* Goal
Transcribe the material verbatim in full; the pictures do not belong in the copy.

(Data listing)
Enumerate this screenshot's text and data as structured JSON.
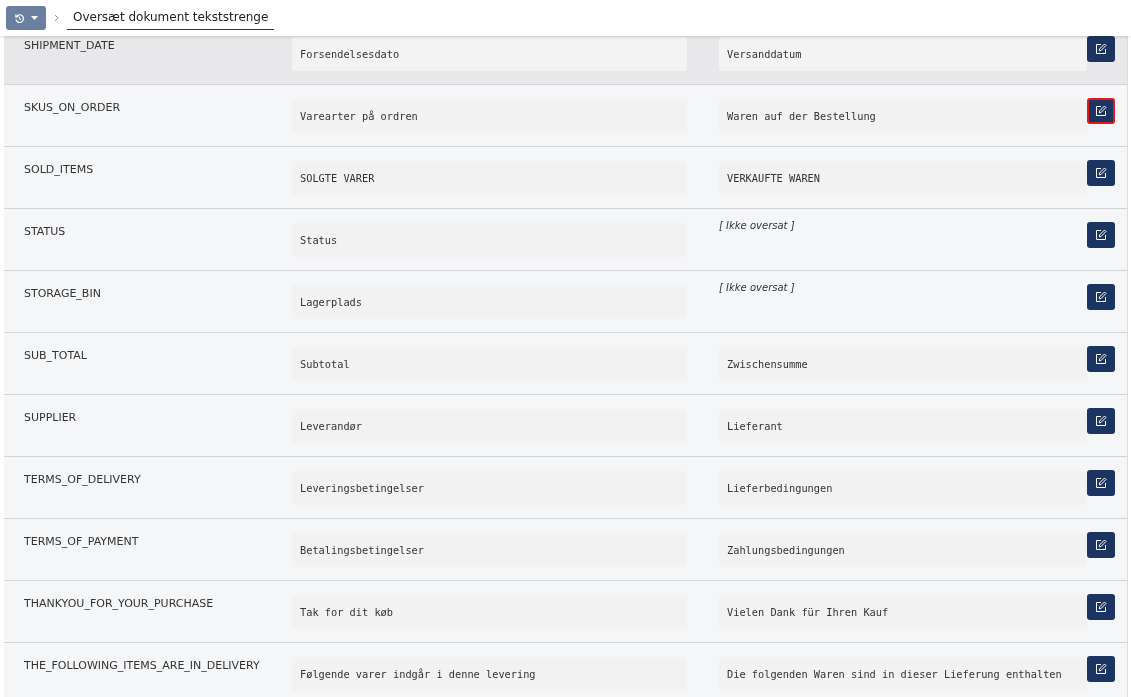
{
  "toolbar": {
    "history_button": {
      "expanded": false
    },
    "breadcrumb": {
      "title": "Oversæt dokument tekststrenge",
      "selected": true
    }
  },
  "rows": [
    {
      "key": "SHIPMENT_DATE",
      "source": "Forsendelsesdato",
      "translation": "Versanddatum",
      "translated": true,
      "hovered": true,
      "focused": false
    },
    {
      "key": "SKUS_ON_ORDER",
      "source": "Varearter på ordren",
      "translation": "Waren auf der Bestellung",
      "translated": true,
      "hovered": false,
      "focused": true
    },
    {
      "key": "SOLD_ITEMS",
      "source": "SOLGTE VARER",
      "translation": "VERKAUFTE WAREN",
      "translated": true,
      "hovered": false,
      "focused": false
    },
    {
      "key": "STATUS",
      "source": "Status",
      "translation": "[ Ikke oversat ]",
      "translated": false,
      "hovered": false,
      "focused": false
    },
    {
      "key": "STORAGE_BIN",
      "source": "Lagerplads",
      "translation": "[ Ikke oversat ]",
      "translated": false,
      "hovered": false,
      "focused": false
    },
    {
      "key": "SUB_TOTAL",
      "source": "Subtotal",
      "translation": "Zwischensumme",
      "translated": true,
      "hovered": false,
      "focused": false
    },
    {
      "key": "SUPPLIER",
      "source": "Leverandør",
      "translation": "Lieferant",
      "translated": true,
      "hovered": false,
      "focused": false
    },
    {
      "key": "TERMS_OF_DELIVERY",
      "source": "Leveringsbetingelser",
      "translation": "Lieferbedingungen",
      "translated": true,
      "hovered": false,
      "focused": false
    },
    {
      "key": "TERMS_OF_PAYMENT",
      "source": "Betalingsbetingelser",
      "translation": "Zahlungsbedingungen",
      "translated": true,
      "hovered": false,
      "focused": false
    },
    {
      "key": "THANKYOU_FOR_YOUR_PURCHASE",
      "source": "Tak for dit køb",
      "translation": "Vielen Dank für Ihren Kauf",
      "translated": true,
      "hovered": false,
      "focused": false
    },
    {
      "key": "THE_FOLLOWING_ITEMS_ARE_IN_DELIVERY",
      "source": "Følgende varer indgår i denne levering",
      "translation": "Die folgenden Waren sind in dieser Lieferung enthalten",
      "translated": true,
      "hovered": false,
      "focused": false
    }
  ]
}
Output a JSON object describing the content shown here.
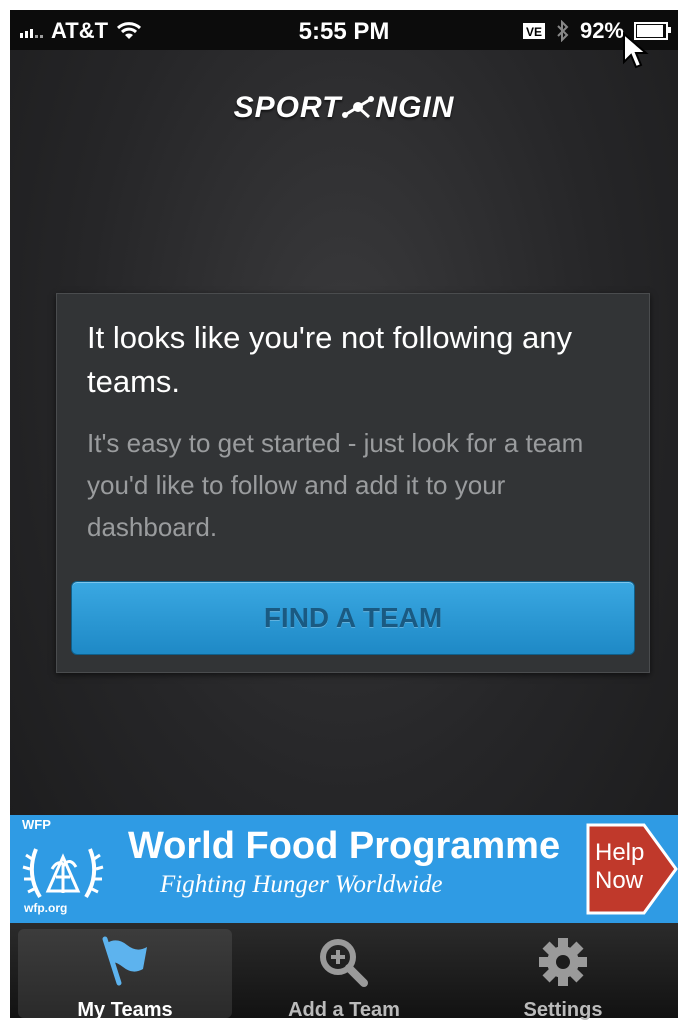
{
  "status_bar": {
    "carrier": "AT&T",
    "time": "5:55 PM",
    "battery_pct": "92%",
    "battery_level": 0.92
  },
  "header": {
    "logo_left": "SPORT",
    "logo_right": "NGIN"
  },
  "empty_state": {
    "title": "It looks like you're not following any teams.",
    "body": "It's easy to get started - just look for a team you'd like to follow and add it to your dashboard.",
    "button_label": "FIND A TEAM"
  },
  "ad_banner": {
    "org_abbr": "WFP",
    "url": "wfp.org",
    "title": "World Food Programme",
    "subtitle": "Fighting Hunger Worldwide",
    "cta": "Help Now"
  },
  "tabbar": {
    "items": [
      {
        "label": "My Teams",
        "icon": "flag-icon",
        "active": true
      },
      {
        "label": "Add a Team",
        "icon": "magnify-plus-icon",
        "active": false
      },
      {
        "label": "Settings",
        "icon": "gear-icon",
        "active": false
      }
    ]
  },
  "colors": {
    "accent_button": "#2a97d4",
    "ad_background": "#2f9be4",
    "help_now": "#c0392b"
  }
}
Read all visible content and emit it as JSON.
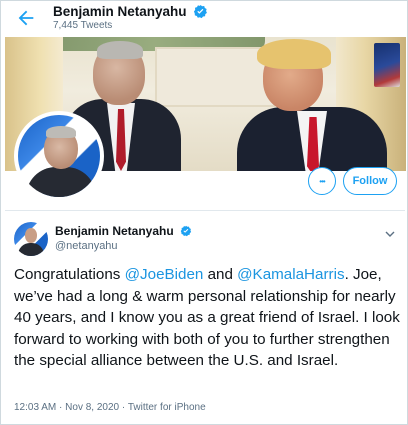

* Solution to this exercise
Enumerate this screenshot's text and data as structured JSON.
{
  "toolbar": {
    "history_button": {
      "expanded": false
    },
    "breadcrumb": {
      "title": "Oversæt dokument tekststrenge",
      "selected": true
    }
  },
  "rows": [
    {
      "key": "SHIPMENT_DATE",
      "source": "Forsendelsesdato",
      "translation": "Versanddatum",
      "translated": true,
      "hovered": true,
      "focused": false
    },
    {
      "key": "SKUS_ON_ORDER",
      "source": "Varearter på ordren",
      "translation": "Waren auf der Bestellung",
      "translated": true,
      "hovered": false,
      "focused": true
    },
    {
      "key": "SOLD_ITEMS",
      "source": "SOLGTE VARER",
      "translation": "VERKAUFTE WAREN",
      "translated": true,
      "hovered": false,
      "focused": false
    },
    {
      "key": "STATUS",
      "source": "Status",
      "translation": "[ Ikke oversat ]",
      "translated": false,
      "hovered": false,
      "focused": false
    },
    {
      "key": "STORAGE_BIN",
      "source": "Lagerplads",
      "translation": "[ Ikke oversat ]",
      "translated": false,
      "hovered": false,
      "focused": false
    },
    {
      "key": "SUB_TOTAL",
      "source": "Subtotal",
      "translation": "Zwischensumme",
      "translated": true,
      "hovered": false,
      "focused": false
    },
    {
      "key": "SUPPLIER",
      "source": "Leverandør",
      "translation": "Lieferant",
      "translated": true,
      "hovered": false,
      "focused": false
    },
    {
      "key": "TERMS_OF_DELIVERY",
      "source": "Leveringsbetingelser",
      "translation": "Lieferbedingungen",
      "translated": true,
      "hovered": false,
      "focused": false
    },
    {
      "key": "TERMS_OF_PAYMENT",
      "source": "Betalingsbetingelser",
      "translation": "Zahlungsbedingungen",
      "translated": true,
      "hovered": false,
      "focused": false
    },
    {
      "key": "THANKYOU_FOR_YOUR_PURCHASE",
      "source": "Tak for dit køb",
      "translation": "Vielen Dank für Ihren Kauf",
      "translated": true,
      "hovered": false,
      "focused": false
    },
    {
      "key": "THE_FOLLOWING_ITEMS_ARE_IN_DELIVERY",
      "source": "Følgende varer indgår i denne levering",
      "translation": "Die folgenden Waren sind in dieser Lieferung enthalten",
      "translated": true,
      "hovered": false,
      "focused": false
    }
  ]
}
Output a JSON object describing the content shown here.
{
  "status_bar": {
    "carrier": "AT&T",
    "time": "5:55 PM",
    "battery_pct": "92%",
    "battery_level": 0.92
  },
  "header": {
    "logo_left": "SPORT",
    "logo_right": "NGIN"
  },
  "empty_state": {
    "title": "It looks like you're not following any teams.",
    "body": "It's easy to get started - just look for a team you'd like to follow and add it to your dashboard.",
    "button_label": "FIND A TEAM"
  },
  "ad_banner": {
    "org_abbr": "WFP",
    "url": "wfp.org",
    "title": "World Food Programme",
    "subtitle": "Fighting Hunger Worldwide",
    "cta": "Help Now"
  },
  "tabbar": {
    "items": [
      {
        "label": "My Teams",
        "icon": "flag-icon",
        "active": true
      },
      {
        "label": "Add a Team",
        "icon": "magnify-plus-icon",
        "active": false
      },
      {
        "label": "Settings",
        "icon": "gear-icon",
        "active": false
      }
    ]
  },
  "colors": {
    "accent_button": "#2a97d4",
    "ad_background": "#2f9be4",
    "help_now": "#c0392b"
  }
}
Read all visible content and emit it as JSON.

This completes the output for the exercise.